----- RECORDS TO USE -----

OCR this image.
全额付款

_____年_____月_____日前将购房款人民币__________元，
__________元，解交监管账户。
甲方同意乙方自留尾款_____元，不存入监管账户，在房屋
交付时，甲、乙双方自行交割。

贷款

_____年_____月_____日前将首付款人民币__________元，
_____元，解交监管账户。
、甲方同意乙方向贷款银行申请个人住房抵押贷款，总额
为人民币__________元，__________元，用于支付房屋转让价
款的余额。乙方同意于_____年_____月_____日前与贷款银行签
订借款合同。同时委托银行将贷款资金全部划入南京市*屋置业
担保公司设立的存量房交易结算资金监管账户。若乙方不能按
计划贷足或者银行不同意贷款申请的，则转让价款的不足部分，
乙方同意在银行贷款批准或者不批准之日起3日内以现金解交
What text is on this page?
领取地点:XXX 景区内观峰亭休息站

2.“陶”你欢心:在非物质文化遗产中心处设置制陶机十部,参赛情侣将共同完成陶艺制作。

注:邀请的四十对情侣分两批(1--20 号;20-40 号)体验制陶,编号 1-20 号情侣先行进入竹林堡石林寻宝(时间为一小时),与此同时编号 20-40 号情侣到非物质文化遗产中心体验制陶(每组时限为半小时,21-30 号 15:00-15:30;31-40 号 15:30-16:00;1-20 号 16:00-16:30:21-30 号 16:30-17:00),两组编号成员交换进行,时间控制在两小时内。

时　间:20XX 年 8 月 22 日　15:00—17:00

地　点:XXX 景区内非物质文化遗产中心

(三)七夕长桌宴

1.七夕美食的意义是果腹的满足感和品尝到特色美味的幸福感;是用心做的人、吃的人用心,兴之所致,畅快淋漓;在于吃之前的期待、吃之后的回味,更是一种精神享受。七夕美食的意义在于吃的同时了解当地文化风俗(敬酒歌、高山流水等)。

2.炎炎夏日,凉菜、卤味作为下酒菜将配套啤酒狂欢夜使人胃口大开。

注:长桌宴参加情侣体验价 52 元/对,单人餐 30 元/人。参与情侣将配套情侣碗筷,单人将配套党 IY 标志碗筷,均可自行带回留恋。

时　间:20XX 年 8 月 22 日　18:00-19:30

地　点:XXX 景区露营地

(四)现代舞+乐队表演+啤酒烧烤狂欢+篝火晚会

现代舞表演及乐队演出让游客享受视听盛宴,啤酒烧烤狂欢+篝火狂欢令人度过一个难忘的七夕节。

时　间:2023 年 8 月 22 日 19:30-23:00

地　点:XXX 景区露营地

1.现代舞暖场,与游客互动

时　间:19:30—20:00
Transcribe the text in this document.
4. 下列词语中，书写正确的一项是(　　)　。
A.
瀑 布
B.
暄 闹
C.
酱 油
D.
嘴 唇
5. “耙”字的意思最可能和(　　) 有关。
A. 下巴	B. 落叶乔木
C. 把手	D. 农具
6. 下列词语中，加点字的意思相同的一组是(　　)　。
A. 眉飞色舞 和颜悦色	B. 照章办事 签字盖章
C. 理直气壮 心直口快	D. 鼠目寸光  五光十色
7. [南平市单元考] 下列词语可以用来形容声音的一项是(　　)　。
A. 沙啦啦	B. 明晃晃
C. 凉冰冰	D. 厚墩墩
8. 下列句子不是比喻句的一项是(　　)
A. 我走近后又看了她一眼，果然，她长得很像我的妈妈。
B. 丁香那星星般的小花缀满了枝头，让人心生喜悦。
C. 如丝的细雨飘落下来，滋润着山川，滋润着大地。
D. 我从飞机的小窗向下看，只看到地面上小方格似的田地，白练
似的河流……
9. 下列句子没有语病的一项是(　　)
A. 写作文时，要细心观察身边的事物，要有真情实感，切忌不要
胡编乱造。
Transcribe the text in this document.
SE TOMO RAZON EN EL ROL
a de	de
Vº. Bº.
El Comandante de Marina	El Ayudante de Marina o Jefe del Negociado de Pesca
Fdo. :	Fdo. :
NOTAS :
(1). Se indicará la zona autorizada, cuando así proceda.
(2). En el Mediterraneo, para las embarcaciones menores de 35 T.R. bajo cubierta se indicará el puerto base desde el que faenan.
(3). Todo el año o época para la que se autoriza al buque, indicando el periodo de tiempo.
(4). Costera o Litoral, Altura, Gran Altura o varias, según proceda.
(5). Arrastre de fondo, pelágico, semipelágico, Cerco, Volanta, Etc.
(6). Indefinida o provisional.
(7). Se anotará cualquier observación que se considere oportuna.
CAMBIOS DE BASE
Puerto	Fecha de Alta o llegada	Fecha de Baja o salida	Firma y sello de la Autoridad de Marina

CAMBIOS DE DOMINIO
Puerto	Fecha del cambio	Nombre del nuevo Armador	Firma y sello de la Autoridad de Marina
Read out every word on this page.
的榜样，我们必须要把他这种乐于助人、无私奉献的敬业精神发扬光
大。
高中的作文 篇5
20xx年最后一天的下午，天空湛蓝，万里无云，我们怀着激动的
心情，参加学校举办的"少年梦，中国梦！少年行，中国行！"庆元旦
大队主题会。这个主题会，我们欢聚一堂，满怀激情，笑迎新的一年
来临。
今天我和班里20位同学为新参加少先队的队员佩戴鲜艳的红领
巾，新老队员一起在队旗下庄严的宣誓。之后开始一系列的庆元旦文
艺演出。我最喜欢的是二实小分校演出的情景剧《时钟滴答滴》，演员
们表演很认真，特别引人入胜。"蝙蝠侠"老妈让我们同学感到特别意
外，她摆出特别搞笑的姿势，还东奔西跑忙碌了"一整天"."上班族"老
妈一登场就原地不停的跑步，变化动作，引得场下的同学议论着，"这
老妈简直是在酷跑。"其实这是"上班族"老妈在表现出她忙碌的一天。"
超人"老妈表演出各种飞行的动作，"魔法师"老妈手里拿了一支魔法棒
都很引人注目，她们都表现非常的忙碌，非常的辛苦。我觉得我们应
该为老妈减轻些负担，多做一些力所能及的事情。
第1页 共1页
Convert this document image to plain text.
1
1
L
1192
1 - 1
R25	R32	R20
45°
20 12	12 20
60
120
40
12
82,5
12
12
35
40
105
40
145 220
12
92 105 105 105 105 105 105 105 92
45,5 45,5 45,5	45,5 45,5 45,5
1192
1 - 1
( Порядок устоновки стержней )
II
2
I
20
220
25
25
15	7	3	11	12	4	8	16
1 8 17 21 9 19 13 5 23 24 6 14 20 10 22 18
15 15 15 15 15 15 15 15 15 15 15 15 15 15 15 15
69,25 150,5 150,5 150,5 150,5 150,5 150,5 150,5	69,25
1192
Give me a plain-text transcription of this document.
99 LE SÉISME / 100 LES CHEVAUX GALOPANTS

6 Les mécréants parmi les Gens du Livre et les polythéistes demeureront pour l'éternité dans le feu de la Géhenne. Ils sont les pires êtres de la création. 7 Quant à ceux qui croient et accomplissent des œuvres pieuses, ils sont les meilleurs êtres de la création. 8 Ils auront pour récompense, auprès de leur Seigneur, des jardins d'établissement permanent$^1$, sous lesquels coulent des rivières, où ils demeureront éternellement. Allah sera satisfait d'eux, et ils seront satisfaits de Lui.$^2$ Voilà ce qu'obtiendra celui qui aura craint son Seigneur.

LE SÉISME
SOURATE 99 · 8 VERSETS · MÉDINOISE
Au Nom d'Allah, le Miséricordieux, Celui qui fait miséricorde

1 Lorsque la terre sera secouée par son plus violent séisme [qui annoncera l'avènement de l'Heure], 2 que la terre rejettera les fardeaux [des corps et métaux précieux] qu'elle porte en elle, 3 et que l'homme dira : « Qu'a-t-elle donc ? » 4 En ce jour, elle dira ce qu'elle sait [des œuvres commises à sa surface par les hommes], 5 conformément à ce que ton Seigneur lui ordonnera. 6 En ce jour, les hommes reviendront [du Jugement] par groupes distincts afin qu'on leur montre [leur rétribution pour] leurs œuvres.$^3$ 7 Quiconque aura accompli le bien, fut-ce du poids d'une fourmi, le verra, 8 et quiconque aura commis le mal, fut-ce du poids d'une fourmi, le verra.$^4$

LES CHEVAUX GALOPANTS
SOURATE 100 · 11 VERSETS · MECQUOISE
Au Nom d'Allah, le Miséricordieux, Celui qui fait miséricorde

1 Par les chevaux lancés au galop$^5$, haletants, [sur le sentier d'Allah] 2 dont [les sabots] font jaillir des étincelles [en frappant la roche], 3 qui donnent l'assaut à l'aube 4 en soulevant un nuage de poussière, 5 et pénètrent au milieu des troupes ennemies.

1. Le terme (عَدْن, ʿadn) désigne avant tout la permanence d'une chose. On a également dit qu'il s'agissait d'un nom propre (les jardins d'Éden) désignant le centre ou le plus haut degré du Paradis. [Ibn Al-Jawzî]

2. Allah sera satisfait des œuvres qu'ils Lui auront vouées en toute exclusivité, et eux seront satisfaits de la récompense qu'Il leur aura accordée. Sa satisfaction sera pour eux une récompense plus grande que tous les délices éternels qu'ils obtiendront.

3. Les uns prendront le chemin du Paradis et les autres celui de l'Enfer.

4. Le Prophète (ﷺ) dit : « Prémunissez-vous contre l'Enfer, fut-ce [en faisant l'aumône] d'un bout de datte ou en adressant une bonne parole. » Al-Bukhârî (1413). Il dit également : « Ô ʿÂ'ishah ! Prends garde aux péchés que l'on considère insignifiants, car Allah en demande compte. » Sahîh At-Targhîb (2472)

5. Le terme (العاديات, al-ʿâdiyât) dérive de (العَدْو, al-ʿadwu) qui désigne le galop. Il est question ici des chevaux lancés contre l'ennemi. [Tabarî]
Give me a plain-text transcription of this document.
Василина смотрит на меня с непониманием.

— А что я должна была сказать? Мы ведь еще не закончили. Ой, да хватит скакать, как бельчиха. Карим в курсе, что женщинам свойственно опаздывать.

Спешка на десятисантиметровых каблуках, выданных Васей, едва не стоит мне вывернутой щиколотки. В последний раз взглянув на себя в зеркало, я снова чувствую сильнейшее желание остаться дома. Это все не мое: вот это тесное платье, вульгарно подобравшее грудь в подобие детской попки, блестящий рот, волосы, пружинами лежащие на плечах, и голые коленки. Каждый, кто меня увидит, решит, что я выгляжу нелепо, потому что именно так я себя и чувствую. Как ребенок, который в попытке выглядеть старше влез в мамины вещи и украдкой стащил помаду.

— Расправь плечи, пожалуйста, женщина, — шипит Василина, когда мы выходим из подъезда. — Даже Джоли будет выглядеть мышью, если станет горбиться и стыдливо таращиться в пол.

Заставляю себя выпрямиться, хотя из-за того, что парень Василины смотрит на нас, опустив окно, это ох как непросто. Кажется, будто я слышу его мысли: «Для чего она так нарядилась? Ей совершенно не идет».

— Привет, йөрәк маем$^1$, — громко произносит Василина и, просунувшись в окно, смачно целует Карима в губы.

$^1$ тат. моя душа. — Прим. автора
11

-----

**WHAT YOU SHOULD DO:**
Show every line that contains the word "GALOPANTS".

**TASK OUTPUT:**
99 LE SÉISME / 100 LES CHEVAUX GALOPANTS
LES CHEVAUX GALOPANTS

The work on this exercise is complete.